Search the data for the string "Time" and gather each line it is in.

#### INPUT MATERIAL:
==================================================
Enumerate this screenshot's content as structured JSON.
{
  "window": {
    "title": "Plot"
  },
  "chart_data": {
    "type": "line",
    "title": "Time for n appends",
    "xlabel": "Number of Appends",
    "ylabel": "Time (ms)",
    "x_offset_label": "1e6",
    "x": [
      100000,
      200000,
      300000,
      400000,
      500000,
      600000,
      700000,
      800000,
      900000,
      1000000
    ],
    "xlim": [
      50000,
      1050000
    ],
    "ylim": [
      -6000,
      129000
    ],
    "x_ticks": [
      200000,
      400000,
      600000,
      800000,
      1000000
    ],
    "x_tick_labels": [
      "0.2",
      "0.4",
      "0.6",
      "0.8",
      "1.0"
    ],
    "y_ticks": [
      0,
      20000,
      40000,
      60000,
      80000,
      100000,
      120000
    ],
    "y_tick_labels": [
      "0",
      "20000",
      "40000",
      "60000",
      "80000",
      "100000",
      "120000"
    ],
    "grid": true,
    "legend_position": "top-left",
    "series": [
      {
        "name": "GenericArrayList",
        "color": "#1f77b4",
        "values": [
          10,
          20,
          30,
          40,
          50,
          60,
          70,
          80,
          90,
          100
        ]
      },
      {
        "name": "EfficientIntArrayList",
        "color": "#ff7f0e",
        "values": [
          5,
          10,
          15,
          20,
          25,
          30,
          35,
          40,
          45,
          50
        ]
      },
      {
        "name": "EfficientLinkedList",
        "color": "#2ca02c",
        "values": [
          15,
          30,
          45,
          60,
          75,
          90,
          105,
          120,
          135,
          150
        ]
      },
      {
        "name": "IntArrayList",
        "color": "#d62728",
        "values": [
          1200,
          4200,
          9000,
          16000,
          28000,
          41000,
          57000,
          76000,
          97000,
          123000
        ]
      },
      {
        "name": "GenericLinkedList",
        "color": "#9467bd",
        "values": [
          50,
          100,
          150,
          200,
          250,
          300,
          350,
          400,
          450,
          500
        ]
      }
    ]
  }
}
==================================================
#### EXERCISE ANSWER:
    "title": "Time for n appends",
    "ylabel": "Time (ms)",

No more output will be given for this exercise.